**WHAT THE EXERCISE ASKS:** Report the number of lines that include "ylabel", with no additional text.

**DATA FOR THIS EXERCISE:**
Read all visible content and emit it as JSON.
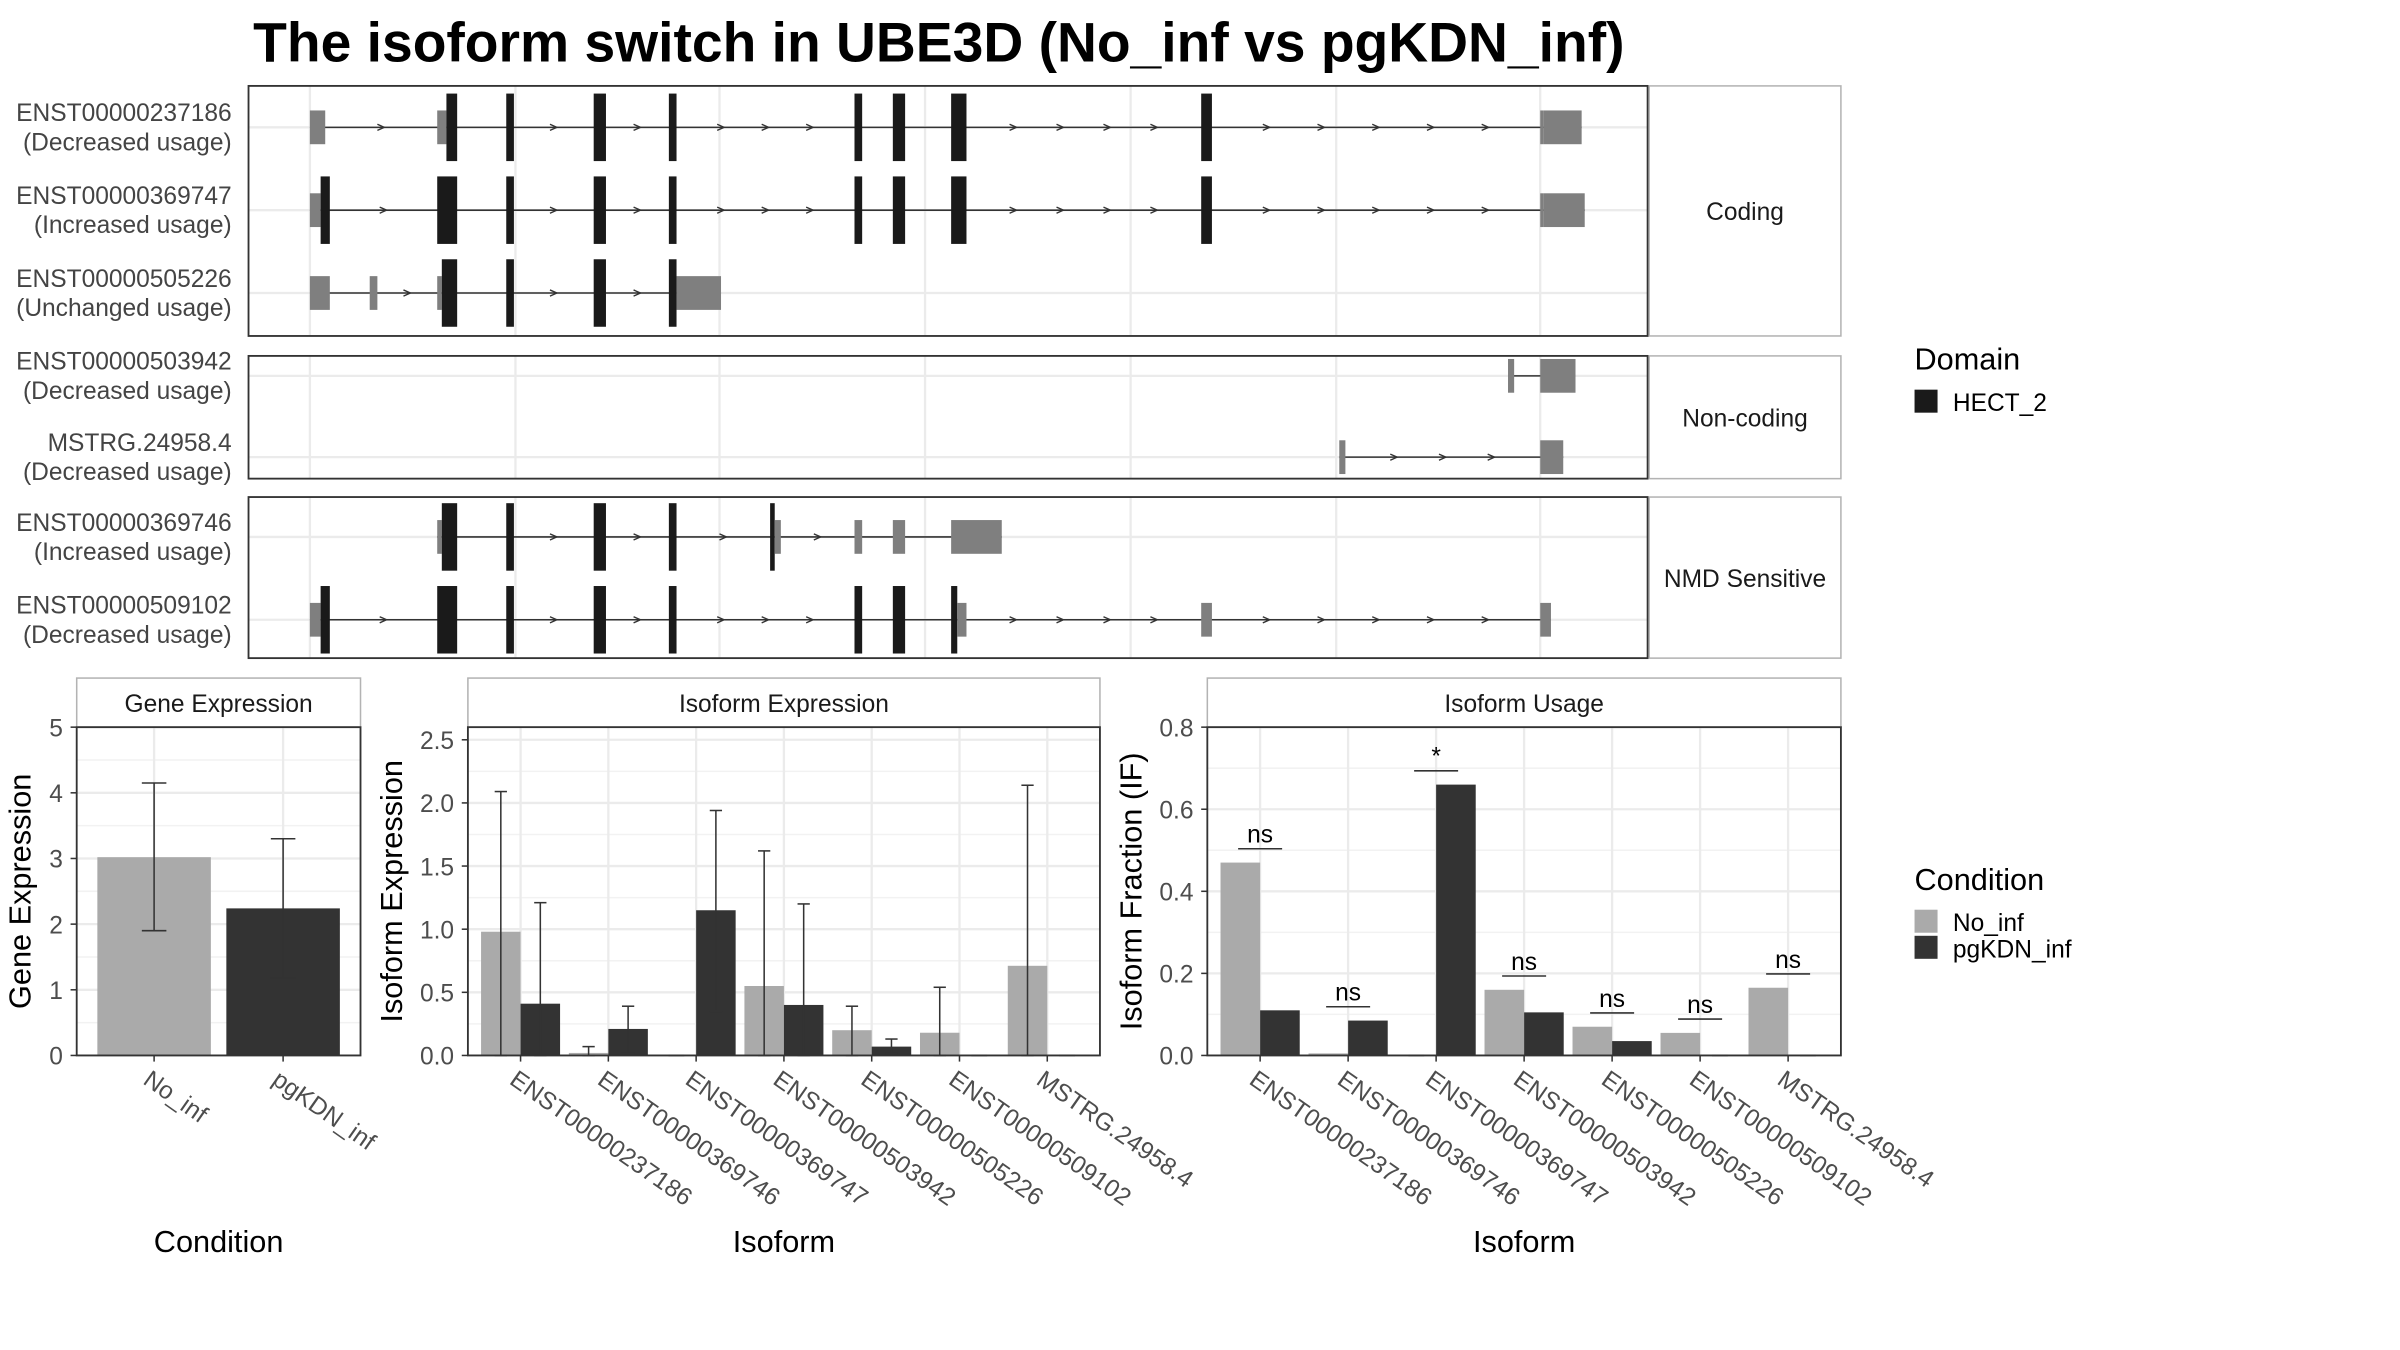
{
  "title": "The isoform switch in UBE3D (No_inf vs pgKDN_inf)",
  "colors": {
    "domain": "#1a1a1a",
    "utr": "#7f7f7f",
    "no_inf": "#aaaaaa",
    "pgkdn_inf": "#333333",
    "grid": "#ebebeb",
    "panel_border": "#333333",
    "strip_border": "#b3b3b3"
  },
  "structure": {
    "groups": [
      {
        "label": "Coding",
        "transcripts": [
          {
            "id": "ENST00000237186",
            "usage": "(Decreased usage)"
          },
          {
            "id": "ENST00000369747",
            "usage": "(Increased usage)"
          },
          {
            "id": "ENST00000505226",
            "usage": "(Unchanged usage)"
          }
        ]
      },
      {
        "label": "Non-coding",
        "transcripts": [
          {
            "id": "ENST00000503942",
            "usage": "(Decreased usage)"
          },
          {
            "id": "MSTRG.24958.4",
            "usage": "(Decreased usage)"
          }
        ]
      },
      {
        "label": "NMD Sensitive",
        "transcripts": [
          {
            "id": "ENST00000369746",
            "usage": "(Increased usage)"
          },
          {
            "id": "ENST00000509102",
            "usage": "(Decreased usage)"
          }
        ]
      }
    ]
  },
  "legend_domain": {
    "title": "Domain",
    "items": [
      {
        "label": "HECT_2",
        "color": "#1a1a1a"
      }
    ]
  },
  "legend_condition": {
    "title": "Condition",
    "items": [
      {
        "label": "No_inf",
        "color": "#aaaaaa"
      },
      {
        "label": "pgKDN_inf",
        "color": "#333333"
      }
    ]
  },
  "chart_data": [
    {
      "type": "bar",
      "title": "Gene Expression",
      "xlabel": "Condition",
      "ylabel": "Gene Expression",
      "ylim": [
        0,
        5
      ],
      "yticks": [
        0,
        1,
        2,
        3,
        4,
        5
      ],
      "categories": [
        "No_inf",
        "pgKDN_inf"
      ],
      "values": [
        3.02,
        2.24
      ],
      "error": [
        [
          1.9,
          4.15
        ],
        [
          1.18,
          3.3
        ]
      ],
      "colors": [
        "#aaaaaa",
        "#333333"
      ]
    },
    {
      "type": "bar",
      "title": "Isoform Expression",
      "xlabel": "Isoform",
      "ylabel": "Isoform Expression",
      "ylim": [
        0,
        2.6
      ],
      "yticks": [
        0.0,
        0.5,
        1.0,
        1.5,
        2.0,
        2.5
      ],
      "categories": [
        "ENST00000237186",
        "ENST00000369746",
        "ENST00000369747",
        "ENST00000503942",
        "ENST00000505226",
        "ENST00000509102",
        "MSTRG.24958.4"
      ],
      "series": [
        {
          "name": "No_inf",
          "values": [
            0.98,
            0.02,
            0.0,
            0.55,
            0.2,
            0.18,
            0.71
          ],
          "error": [
            [
              0,
              2.09
            ],
            [
              0,
              0.07
            ],
            [
              0,
              0
            ],
            [
              0,
              1.62
            ],
            [
              0,
              0.39
            ],
            [
              0,
              0.54
            ],
            [
              0,
              2.14
            ]
          ]
        },
        {
          "name": "pgKDN_inf",
          "values": [
            0.41,
            0.21,
            1.15,
            0.4,
            0.07,
            0.0,
            0.0
          ],
          "error": [
            [
              0,
              1.21
            ],
            [
              0.02,
              0.39
            ],
            [
              0.35,
              1.94
            ],
            [
              0,
              1.2
            ],
            [
              0.02,
              0.13
            ],
            [
              0,
              0
            ],
            [
              0,
              0
            ]
          ]
        }
      ]
    },
    {
      "type": "bar",
      "title": "Isoform Usage",
      "xlabel": "Isoform",
      "ylabel": "Isoform Fraction (IF)",
      "ylim": [
        0,
        0.8
      ],
      "yticks": [
        0.0,
        0.2,
        0.4,
        0.6,
        0.8
      ],
      "categories": [
        "ENST00000237186",
        "ENST00000369746",
        "ENST00000369747",
        "ENST00000503942",
        "ENST00000505226",
        "ENST00000509102",
        "MSTRG.24958.4"
      ],
      "series": [
        {
          "name": "No_inf",
          "values": [
            0.47,
            0.005,
            0.0,
            0.16,
            0.07,
            0.055,
            0.165
          ]
        },
        {
          "name": "pgKDN_inf",
          "values": [
            0.11,
            0.085,
            0.66,
            0.105,
            0.035,
            0.0,
            0.0
          ]
        }
      ],
      "significance": [
        "ns",
        "ns",
        "*",
        "ns",
        "ns",
        "ns",
        "ns"
      ]
    }
  ]
}
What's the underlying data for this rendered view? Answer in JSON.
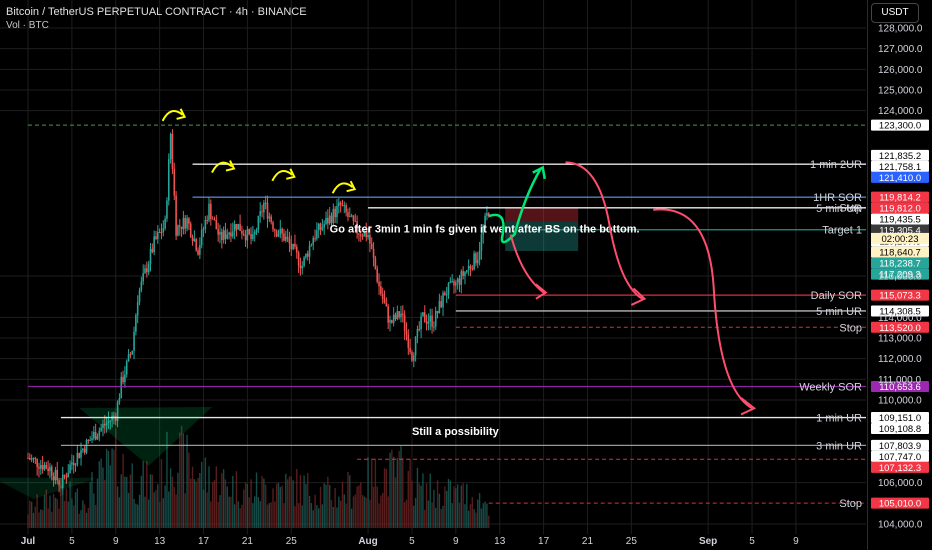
{
  "header": {
    "title": "Bitcoin / TetherUS PERPETUAL CONTRACT · 4h · BINANCE",
    "volume_label": "Vol · BTC",
    "currency": "USDT"
  },
  "chart_data": {
    "type": "candlestick",
    "ylim": [
      104000,
      128000
    ],
    "y_ticks": [
      {
        "v": 128000,
        "label": "128,000.0"
      },
      {
        "v": 127000,
        "label": "127,000.0"
      },
      {
        "v": 126000,
        "label": "126,000.0"
      },
      {
        "v": 125000,
        "label": "125,000.0"
      },
      {
        "v": 124000,
        "label": "124,000.0"
      },
      {
        "v": 116000,
        "label": "116,000.0"
      },
      {
        "v": 114000,
        "label": "114,000.0"
      },
      {
        "v": 113000,
        "label": "113,000.0"
      },
      {
        "v": 112000,
        "label": "112,000.0"
      },
      {
        "v": 111000,
        "label": "111,000.0"
      },
      {
        "v": 110000,
        "label": "110,000.0"
      },
      {
        "v": 106000,
        "label": "106,000.0"
      },
      {
        "v": 104000,
        "label": "104,000.0"
      }
    ],
    "x_ticks": [
      "Jul",
      "5",
      "9",
      "13",
      "17",
      "21",
      "25",
      "Aug",
      "5",
      "9",
      "13",
      "17",
      "21",
      "25",
      "Sep",
      "5",
      "9"
    ],
    "x_tick_days": [
      0,
      4,
      8,
      12,
      16,
      20,
      24,
      31,
      35,
      39,
      43,
      47,
      51,
      55,
      62,
      66,
      70
    ],
    "price_path": [
      [
        0,
        107200
      ],
      [
        2,
        106700
      ],
      [
        3,
        105900
      ],
      [
        4,
        107000
      ],
      [
        6,
        108300
      ],
      [
        8,
        109300
      ],
      [
        8.5,
        110800
      ],
      [
        9.5,
        112500
      ],
      [
        10,
        115000
      ],
      [
        11.5,
        117600
      ],
      [
        12.5,
        118500
      ],
      [
        13,
        122900
      ],
      [
        13.5,
        118300
      ],
      [
        14.5,
        118700
      ],
      [
        15.5,
        117300
      ],
      [
        16.5,
        119300
      ],
      [
        17.5,
        117800
      ],
      [
        19,
        118500
      ],
      [
        20.5,
        117700
      ],
      [
        21.5,
        119500
      ],
      [
        22.5,
        118300
      ],
      [
        23.5,
        117800
      ],
      [
        25,
        116500
      ],
      [
        26,
        117900
      ],
      [
        27,
        118500
      ],
      [
        28.5,
        119400
      ],
      [
        30,
        118200
      ],
      [
        31,
        118000
      ],
      [
        32,
        115500
      ],
      [
        33,
        113700
      ],
      [
        34,
        114200
      ],
      [
        35,
        112200
      ],
      [
        36,
        114000
      ],
      [
        37,
        113800
      ],
      [
        38,
        115200
      ],
      [
        39,
        115600
      ],
      [
        40,
        116300
      ],
      [
        41,
        117000
      ],
      [
        41.5,
        118300
      ],
      [
        42,
        119200
      ]
    ],
    "volume_path": [
      [
        0,
        0.2
      ],
      [
        3,
        0.35
      ],
      [
        5,
        0.3
      ],
      [
        8,
        0.7
      ],
      [
        10,
        0.5
      ],
      [
        12,
        0.45
      ],
      [
        13,
        0.8
      ],
      [
        16,
        0.55
      ],
      [
        20,
        0.4
      ],
      [
        24,
        0.45
      ],
      [
        28,
        0.35
      ],
      [
        32,
        0.55
      ],
      [
        34,
        0.6
      ],
      [
        36,
        0.4
      ],
      [
        40,
        0.35
      ],
      [
        42,
        0.25
      ]
    ],
    "horizontal_levels": [
      {
        "price": 123300,
        "color": "#4caf50",
        "style": "dashed",
        "label": "",
        "tag": "123,300.0"
      },
      {
        "price": 121835.2,
        "color": "#000000",
        "style": "none",
        "label": "",
        "tag": "121,835.2"
      },
      {
        "price": 121758.1,
        "color": "#000000",
        "style": "none",
        "label": "",
        "tag": "121,758.1"
      },
      {
        "price": 121410,
        "color": "#ffffff",
        "style": "solid",
        "label": "1 min 2UR",
        "tag": "121,410.0",
        "tag_bg": "#2962ff"
      },
      {
        "price": 119814.2,
        "color": "#5b8fd6",
        "style": "solid",
        "label": "1HR SOR",
        "tag": "119,814.2",
        "tag_bg": "#f23645"
      },
      {
        "price": 119812,
        "color": "#000000",
        "style": "none",
        "label": "",
        "tag": "119,812.0",
        "tag_bg": "#f23645"
      },
      {
        "price": 119435.5,
        "color": "#000000",
        "style": "none",
        "label": "",
        "tag": "119,435.5"
      },
      {
        "price": 119305.4,
        "color": "#787b86",
        "style": "solid",
        "label": "Stop",
        "tag": "119,305.4",
        "tag_bg": "#3a3a3a"
      },
      {
        "price": 119297.6,
        "color": "#ffffff",
        "style": "solid",
        "label": "5 min UR",
        "tag": "119,297.6"
      },
      {
        "price": 118640.7,
        "color": "#ffffff",
        "style": "none",
        "label": "",
        "tag": "118,640.7",
        "tag_bg": "#fff3c4"
      },
      {
        "price": 118238.7,
        "color": "#26a69a",
        "style": "solid",
        "label": "Target 1",
        "tag": "118,238.7",
        "tag_bg": "#26a69a"
      },
      {
        "price": 117209.3,
        "color": "#000000",
        "style": "none",
        "label": "",
        "tag": "117,209.3",
        "tag_bg": "#26a69a"
      },
      {
        "price": 115073.3,
        "color": "#f23645",
        "style": "solid",
        "label": "Daily SOR",
        "tag": "115,073.3",
        "tag_bg": "#f23645"
      },
      {
        "price": 114308.5,
        "color": "#cccccc",
        "style": "solid",
        "label": "5 min UR",
        "tag": "114,308.5"
      },
      {
        "price": 113520,
        "color": "#f23645",
        "style": "dashed",
        "label": "Stop",
        "tag": "113,520.0",
        "tag_bg": "#f23645"
      },
      {
        "price": 110653.6,
        "color": "#9c27b0",
        "style": "solid",
        "label": "Weekly SOR",
        "tag": "110,653.6",
        "tag_bg": "#9c27b0"
      },
      {
        "price": 109151,
        "color": "#ffffff",
        "style": "solid",
        "label": "1 min UR",
        "tag": "109,151.0"
      },
      {
        "price": 109108.8,
        "color": "#000000",
        "style": "none",
        "label": "",
        "tag": "109,108.8"
      },
      {
        "price": 107803.9,
        "color": "#aaaaaa",
        "style": "solid",
        "label": "3 min UR",
        "tag": "107,803.9"
      },
      {
        "price": 107747,
        "color": "#000000",
        "style": "none",
        "label": "",
        "tag": "107,747.0"
      },
      {
        "price": 107132.3,
        "color": "#f23645",
        "style": "dashed",
        "label": "",
        "tag": "107,132.3",
        "tag_bg": "#f23645"
      },
      {
        "price": 105010,
        "color": "#f23645",
        "style": "dashed",
        "label": "Stop",
        "tag": "105,010.0",
        "tag_bg": "#f23645"
      }
    ],
    "countdown": "02:00:23",
    "annotations": [
      {
        "text": "Go after 3min 1 min fs given it went after BS on the bottom.",
        "day": 27.5,
        "price": 118300
      },
      {
        "text": "Still a possibility",
        "day": 35,
        "price": 108500
      }
    ]
  },
  "colors": {
    "up": "#26a69a",
    "down": "#ef5350",
    "bg": "#000000",
    "grid": "#1e1e1e",
    "text": "#d1d4dc"
  },
  "drawings": {
    "yellow_arrows": "yellow",
    "green_triangles": "#00e676",
    "green_arrow": "#00e676",
    "red_arrows": "#ff4d6d"
  }
}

**ANSWER FOR THE TASK:** 3